Records for the exercise ->
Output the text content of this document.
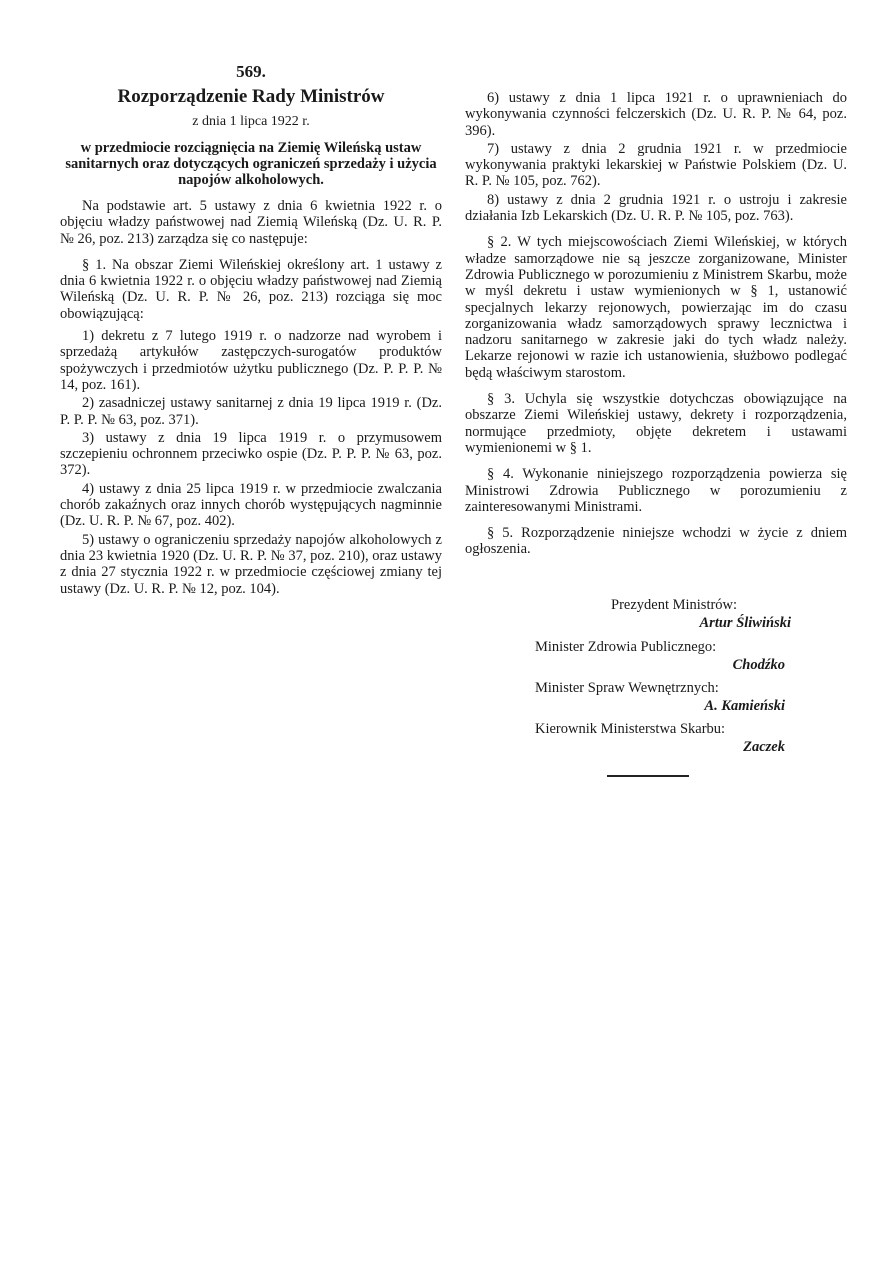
569.

Rozporządzenie Rady Ministrów

z dnia 1 lipca 1922 r.

w przedmiocie rozciągnięcia na Ziemię Wileńską ustaw sanitarnych oraz dotyczących ograniczeń sprzedaży i użycia napojów alkoholowych.

Na podstawie art. 5 ustawy z dnia 6 kwietnia 1922 r. o objęciu władzy państwowej nad Ziemią Wileńską (Dz. U. R. P. № 26, poz. 213) zarządza się co następuje:

§ 1. Na obszar Ziemi Wileńskiej określony art. 1 ustawy z dnia 6 kwietnia 1922 r. o objęciu władzy państwowej nad Ziemią Wileńską (Dz. U. R. P. № 26, poz. 213) rozciąga się moc obowiązującą:

1) dekretu z 7 lutego 1919 r. o nadzorze nad wyrobem i sprzedażą artykułów zastępczych-surogatów produktów spożywczych i przedmiotów użytku publicznego (Dz. P. P. P. № 14, poz. 161).

2) zasadniczej ustawy sanitarnej z dnia 19 lipca 1919 r. (Dz. P. P. P. № 63, poz. 371).

3) ustawy z dnia 19 lipca 1919 r. o przymusowem szczepieniu ochronnem przeciwko ospie (Dz. P. P. P. № 63, poz. 372).

4) ustawy z dnia 25 lipca 1919 r. w przedmiocie zwalczania chorób zakaźnych oraz innych chorób występujących nagminnie (Dz. U. R. P. № 67, poz. 402).

5) ustawy o ograniczeniu sprzedaży napojów alkoholowych z dnia 23 kwietnia 1920 (Dz. U. R. P. № 37, poz. 210), oraz ustawy z dnia 27 stycznia 1922 r. w przedmiocie częściowej zmiany tej ustawy (Dz. U. R. P. № 12, poz. 104).

6) ustawy z dnia 1 lipca 1921 r. o uprawnieniach do wykonywania czynności felczerskich (Dz. U. R. P. № 64, poz. 396).

7) ustawy z dnia 2 grudnia 1921 r. w przedmiocie wykonywania praktyki lekarskiej w Państwie Polskiem (Dz. U. R. P. № 105, poz. 762).

8) ustawy z dnia 2 grudnia 1921 r. o ustroju i zakresie działania Izb Lekarskich (Dz. U. R. P. № 105, poz. 763).

§ 2. W tych miejscowościach Ziemi Wileńskiej, w których władze samorządowe nie są jeszcze zorganizowane, Minister Zdrowia Publicznego w porozumieniu z Ministrem Skarbu, może w myśl dekretu i ustaw wymienionych w § 1, ustanowić specjalnych lekarzy rejonowych, powierzając im do czasu zorganizowania władz samorządowych sprawy lecznictwa i nadzoru sanitarnego w zakresie jaki do tych władz należy. Lekarze rejonowi w razie ich ustanowienia, służbowo podlegać będą właściwym starostom.

§ 3. Uchyla się wszystkie dotychczas obowiązujące na obszarze Ziemi Wileńskiej ustawy, dekrety i rozporządzenia, normujące przedmioty, objęte dekretem i ustawami wymienionemi w § 1.

§ 4. Wykonanie niniejszego rozporządzenia powierza się Ministrowi Zdrowia Publicznego w porozumieniu z zainteresowanymi Ministrami.

§ 5. Rozporządzenie niniejsze wchodzi w życie z dniem ogłoszenia.

Prezydent Ministrów:
Artur Śliwiński
Minister Zdrowia Publicznego:
Chodźko
Minister Spraw Wewnętrznych:
A. Kamieński
Kierownik Ministerstwa Skarbu:
Zaczek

To be done -> Transcribe the material as is, with images omitted.

The result ->
Output the text content of this document.
569.

Rozporządzenie Rady Ministrów

z dnia 1 lipca 1922 r.

w przedmiocie rozciągnięcia na Ziemię Wileńską ustaw sanitarnych oraz dotyczących ograniczeń sprzedaży i użycia napojów alkoholowych.

Na podstawie art. 5 ustawy z dnia 6 kwietnia 1922 r. o objęciu władzy państwowej nad Ziemią Wileńską (Dz. U. R. P. № 26, poz. 213) zarządza się co następuje:

§ 1. Na obszar Ziemi Wileńskiej określony art. 1 ustawy z dnia 6 kwietnia 1922 r. o objęciu władzy państwowej nad Ziemią Wileńską (Dz. U. R. P. № 26, poz. 213) rozciąga się moc obowiązującą:

1) dekretu z 7 lutego 1919 r. o nadzorze nad wyrobem i sprzedażą artykułów zastępczych-surogatów produktów spożywczych i przedmiotów użytku publicznego (Dz. P. P. P. № 14, poz. 161).

2) zasadniczej ustawy sanitarnej z dnia 19 lipca 1919 r. (Dz. P. P. P. № 63, poz. 371).

3) ustawy z dnia 19 lipca 1919 r. o przymusowem szczepieniu ochronnem przeciwko ospie (Dz. P. P. P. № 63, poz. 372).

4) ustawy z dnia 25 lipca 1919 r. w przedmiocie zwalczania chorób zakaźnych oraz innych chorób występujących nagminnie (Dz. U. R. P. № 67, poz. 402).

5) ustawy o ograniczeniu sprzedaży napojów alkoholowych z dnia 23 kwietnia 1920 (Dz. U. R. P. № 37, poz. 210), oraz ustawy z dnia 27 stycznia 1922 r. w przedmiocie częściowej zmiany tej ustawy (Dz. U. R. P. № 12, poz. 104).

6) ustawy z dnia 1 lipca 1921 r. o uprawnieniach do wykonywania czynności felczerskich (Dz. U. R. P. № 64, poz. 396).

7) ustawy z dnia 2 grudnia 1921 r. w przedmiocie wykonywania praktyki lekarskiej w Państwie Polskiem (Dz. U. R. P. № 105, poz. 762).

8) ustawy z dnia 2 grudnia 1921 r. o ustroju i zakresie działania Izb Lekarskich (Dz. U. R. P. № 105, poz. 763).

§ 2. W tych miejscowościach Ziemi Wileńskiej, w których władze samorządowe nie są jeszcze zorganizowane, Minister Zdrowia Publicznego w porozumieniu z Ministrem Skarbu, może w myśl dekretu i ustaw wymienionych w § 1, ustanowić specjalnych lekarzy rejonowych, powierzając im do czasu zorganizowania władz samorządowych sprawy lecznictwa i nadzoru sanitarnego w zakresie jaki do tych władz należy. Lekarze rejonowi w razie ich ustanowienia, służbowo podlegać będą właściwym starostom.

§ 3. Uchyla się wszystkie dotychczas obowiązujące na obszarze Ziemi Wileńskiej ustawy, dekrety i rozporządzenia, normujące przedmioty, objęte dekretem i ustawami wymienionemi w § 1.

§ 4. Wykonanie niniejszego rozporządzenia powierza się Ministrowi Zdrowia Publicznego w porozumieniu z zainteresowanymi Ministrami.

§ 5. Rozporządzenie niniejsze wchodzi w życie z dniem ogłoszenia.

Prezydent Ministrów:
Artur Śliwiński
Minister Zdrowia Publicznego:
Chodźko
Minister Spraw Wewnętrznych:
A. Kamieński
Kierownik Ministerstwa Skarbu:
Zaczek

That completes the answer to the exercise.